* Stated goal:
Please update the rows from the start through the line containing "colorbar-band [989, 1686, 1088, 1728]" by changing "y-tick-label" to "y-axis-label" and leaving everything else as it is. Give back only those lines.

Element-and-box listings
--- --- ---
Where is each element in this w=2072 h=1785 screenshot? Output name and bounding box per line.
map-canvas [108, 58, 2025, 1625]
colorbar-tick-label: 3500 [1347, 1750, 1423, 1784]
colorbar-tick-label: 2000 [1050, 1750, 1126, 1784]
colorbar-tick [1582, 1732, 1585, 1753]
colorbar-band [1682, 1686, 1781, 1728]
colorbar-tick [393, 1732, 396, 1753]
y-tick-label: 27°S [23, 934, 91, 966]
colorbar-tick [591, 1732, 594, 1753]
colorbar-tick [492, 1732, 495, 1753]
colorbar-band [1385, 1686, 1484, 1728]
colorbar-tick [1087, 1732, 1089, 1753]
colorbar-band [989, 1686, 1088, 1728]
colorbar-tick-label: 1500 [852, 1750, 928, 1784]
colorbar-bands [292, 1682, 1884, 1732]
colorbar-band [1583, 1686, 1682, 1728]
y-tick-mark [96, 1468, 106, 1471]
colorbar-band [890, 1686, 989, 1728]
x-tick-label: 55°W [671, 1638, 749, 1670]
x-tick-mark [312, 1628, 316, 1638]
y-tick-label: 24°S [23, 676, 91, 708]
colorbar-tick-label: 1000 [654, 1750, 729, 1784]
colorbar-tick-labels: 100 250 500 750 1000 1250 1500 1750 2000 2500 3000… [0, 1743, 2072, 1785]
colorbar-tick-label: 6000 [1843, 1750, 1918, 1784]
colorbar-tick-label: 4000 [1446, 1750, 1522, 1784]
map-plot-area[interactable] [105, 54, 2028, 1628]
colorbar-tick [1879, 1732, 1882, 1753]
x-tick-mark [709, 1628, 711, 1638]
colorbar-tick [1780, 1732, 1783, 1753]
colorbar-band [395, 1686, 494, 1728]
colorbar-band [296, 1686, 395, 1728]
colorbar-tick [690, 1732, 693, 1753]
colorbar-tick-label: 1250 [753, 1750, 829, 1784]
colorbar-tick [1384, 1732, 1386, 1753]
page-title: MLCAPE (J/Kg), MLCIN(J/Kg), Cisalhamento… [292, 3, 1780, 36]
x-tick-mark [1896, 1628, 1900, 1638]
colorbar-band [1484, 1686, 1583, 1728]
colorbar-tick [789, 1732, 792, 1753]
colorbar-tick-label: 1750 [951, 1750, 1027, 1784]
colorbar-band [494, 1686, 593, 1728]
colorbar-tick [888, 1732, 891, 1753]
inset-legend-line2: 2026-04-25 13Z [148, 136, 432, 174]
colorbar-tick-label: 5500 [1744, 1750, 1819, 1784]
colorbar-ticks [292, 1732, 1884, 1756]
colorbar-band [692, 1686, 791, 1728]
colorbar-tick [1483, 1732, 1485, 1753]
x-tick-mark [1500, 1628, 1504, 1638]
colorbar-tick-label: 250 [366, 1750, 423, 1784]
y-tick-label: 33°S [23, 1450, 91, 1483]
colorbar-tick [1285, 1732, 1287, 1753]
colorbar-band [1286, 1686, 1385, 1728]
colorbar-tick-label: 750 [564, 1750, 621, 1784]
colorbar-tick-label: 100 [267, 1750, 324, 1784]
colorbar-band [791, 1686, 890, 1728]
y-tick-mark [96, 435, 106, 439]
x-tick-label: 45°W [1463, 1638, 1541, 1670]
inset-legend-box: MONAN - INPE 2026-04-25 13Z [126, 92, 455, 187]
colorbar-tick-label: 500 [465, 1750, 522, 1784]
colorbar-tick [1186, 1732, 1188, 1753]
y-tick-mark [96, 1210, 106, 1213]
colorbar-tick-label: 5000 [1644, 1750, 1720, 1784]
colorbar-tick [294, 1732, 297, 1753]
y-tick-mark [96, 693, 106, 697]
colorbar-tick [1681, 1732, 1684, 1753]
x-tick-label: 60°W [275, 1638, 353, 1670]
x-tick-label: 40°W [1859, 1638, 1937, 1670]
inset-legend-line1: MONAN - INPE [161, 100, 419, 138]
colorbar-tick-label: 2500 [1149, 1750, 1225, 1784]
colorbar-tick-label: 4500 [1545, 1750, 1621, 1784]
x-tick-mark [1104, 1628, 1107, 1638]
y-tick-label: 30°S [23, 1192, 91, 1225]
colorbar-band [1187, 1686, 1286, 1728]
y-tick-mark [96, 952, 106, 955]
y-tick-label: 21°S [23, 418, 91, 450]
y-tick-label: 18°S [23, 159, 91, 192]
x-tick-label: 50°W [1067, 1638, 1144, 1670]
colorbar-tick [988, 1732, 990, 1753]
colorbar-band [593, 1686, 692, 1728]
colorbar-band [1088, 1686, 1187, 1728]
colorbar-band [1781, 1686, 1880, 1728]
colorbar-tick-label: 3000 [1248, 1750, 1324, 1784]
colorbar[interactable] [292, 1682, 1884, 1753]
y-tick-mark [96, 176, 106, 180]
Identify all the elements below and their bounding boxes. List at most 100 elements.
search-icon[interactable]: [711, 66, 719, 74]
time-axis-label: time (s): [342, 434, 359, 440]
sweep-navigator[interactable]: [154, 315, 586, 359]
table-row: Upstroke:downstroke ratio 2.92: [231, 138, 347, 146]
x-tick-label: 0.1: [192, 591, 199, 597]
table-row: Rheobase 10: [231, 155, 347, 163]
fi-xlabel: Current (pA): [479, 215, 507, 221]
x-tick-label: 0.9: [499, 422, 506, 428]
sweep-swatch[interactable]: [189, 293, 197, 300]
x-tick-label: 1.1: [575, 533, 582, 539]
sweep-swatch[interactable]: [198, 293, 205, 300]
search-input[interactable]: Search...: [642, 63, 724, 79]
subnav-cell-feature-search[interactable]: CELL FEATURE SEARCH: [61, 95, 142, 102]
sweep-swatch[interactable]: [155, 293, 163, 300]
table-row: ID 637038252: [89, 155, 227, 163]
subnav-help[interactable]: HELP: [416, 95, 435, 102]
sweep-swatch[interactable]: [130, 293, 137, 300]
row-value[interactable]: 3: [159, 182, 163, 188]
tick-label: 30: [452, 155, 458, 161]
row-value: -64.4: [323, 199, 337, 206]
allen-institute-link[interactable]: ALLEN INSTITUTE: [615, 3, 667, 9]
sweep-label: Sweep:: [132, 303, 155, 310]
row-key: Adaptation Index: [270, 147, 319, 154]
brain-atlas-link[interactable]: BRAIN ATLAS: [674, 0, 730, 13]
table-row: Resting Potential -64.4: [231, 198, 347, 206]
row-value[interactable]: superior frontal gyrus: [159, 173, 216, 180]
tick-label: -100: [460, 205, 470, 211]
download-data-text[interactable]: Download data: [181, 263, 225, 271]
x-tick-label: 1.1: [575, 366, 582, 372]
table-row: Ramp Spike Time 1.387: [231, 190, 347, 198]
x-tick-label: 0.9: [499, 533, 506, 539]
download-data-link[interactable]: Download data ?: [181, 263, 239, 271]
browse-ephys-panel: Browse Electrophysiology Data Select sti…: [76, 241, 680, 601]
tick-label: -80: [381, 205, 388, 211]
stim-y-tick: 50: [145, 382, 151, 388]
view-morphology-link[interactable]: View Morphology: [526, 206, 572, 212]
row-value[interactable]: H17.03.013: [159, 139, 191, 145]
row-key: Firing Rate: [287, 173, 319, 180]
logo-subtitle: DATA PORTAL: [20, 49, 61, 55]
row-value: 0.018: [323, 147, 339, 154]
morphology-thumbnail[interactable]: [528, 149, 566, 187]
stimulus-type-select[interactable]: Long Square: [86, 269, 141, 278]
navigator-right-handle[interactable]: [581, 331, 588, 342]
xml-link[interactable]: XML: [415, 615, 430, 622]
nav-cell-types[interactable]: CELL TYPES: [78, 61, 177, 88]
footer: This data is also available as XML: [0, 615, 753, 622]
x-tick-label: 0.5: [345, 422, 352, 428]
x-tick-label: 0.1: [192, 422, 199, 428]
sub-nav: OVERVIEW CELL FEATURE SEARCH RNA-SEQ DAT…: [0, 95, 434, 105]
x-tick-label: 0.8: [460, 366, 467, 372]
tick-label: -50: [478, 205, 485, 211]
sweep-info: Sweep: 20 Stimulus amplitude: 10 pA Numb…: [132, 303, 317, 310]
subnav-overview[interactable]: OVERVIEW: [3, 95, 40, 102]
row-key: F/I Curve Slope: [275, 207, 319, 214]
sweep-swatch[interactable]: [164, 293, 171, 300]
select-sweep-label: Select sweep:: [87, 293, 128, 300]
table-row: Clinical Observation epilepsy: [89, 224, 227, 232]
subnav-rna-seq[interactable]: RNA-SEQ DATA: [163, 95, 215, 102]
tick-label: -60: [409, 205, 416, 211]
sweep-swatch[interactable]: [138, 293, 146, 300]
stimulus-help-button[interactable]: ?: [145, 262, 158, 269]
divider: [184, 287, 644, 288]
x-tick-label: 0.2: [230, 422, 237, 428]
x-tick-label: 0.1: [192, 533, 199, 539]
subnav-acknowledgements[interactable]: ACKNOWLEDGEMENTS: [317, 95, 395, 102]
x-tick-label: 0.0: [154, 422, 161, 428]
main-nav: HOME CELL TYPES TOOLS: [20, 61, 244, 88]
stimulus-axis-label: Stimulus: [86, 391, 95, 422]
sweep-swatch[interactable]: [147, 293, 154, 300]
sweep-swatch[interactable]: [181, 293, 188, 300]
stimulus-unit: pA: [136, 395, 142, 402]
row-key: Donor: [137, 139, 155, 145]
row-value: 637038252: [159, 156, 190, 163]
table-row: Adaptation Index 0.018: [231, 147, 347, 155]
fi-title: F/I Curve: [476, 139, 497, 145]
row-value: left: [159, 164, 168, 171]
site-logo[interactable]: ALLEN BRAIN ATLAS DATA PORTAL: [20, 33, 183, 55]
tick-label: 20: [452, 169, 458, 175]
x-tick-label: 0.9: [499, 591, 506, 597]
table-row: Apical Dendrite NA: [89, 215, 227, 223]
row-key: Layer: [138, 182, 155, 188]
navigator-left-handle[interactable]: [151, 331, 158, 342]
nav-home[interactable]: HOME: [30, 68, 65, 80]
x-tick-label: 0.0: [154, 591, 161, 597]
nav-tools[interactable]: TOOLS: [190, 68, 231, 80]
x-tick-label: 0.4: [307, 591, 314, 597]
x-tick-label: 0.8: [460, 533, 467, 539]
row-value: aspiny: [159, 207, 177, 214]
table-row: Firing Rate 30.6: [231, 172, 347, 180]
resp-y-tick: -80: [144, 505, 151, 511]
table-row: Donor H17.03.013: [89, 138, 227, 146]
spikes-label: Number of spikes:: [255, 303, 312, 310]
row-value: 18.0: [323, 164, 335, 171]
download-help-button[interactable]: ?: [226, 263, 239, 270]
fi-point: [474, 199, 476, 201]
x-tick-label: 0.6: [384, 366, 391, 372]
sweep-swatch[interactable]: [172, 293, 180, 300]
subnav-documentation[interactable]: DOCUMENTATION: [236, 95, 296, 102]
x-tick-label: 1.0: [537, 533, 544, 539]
--- --- ---
* Exercise solution:
Where is each element in this w=2072 h=1785 screenshot? Output name and bounding box per line.
map-canvas [108, 58, 2025, 1625]
colorbar-tick-label: 3500 [1347, 1750, 1423, 1784]
colorbar-tick-label: 2000 [1050, 1750, 1126, 1784]
colorbar-tick [1582, 1732, 1585, 1753]
colorbar-band [1682, 1686, 1781, 1728]
colorbar-tick [393, 1732, 396, 1753]
y-axis-label: 27°S [23, 934, 91, 966]
colorbar-tick [591, 1732, 594, 1753]
colorbar-tick [492, 1732, 495, 1753]
colorbar-band [1385, 1686, 1484, 1728]
colorbar-tick [1087, 1732, 1089, 1753]
colorbar-band [989, 1686, 1088, 1728]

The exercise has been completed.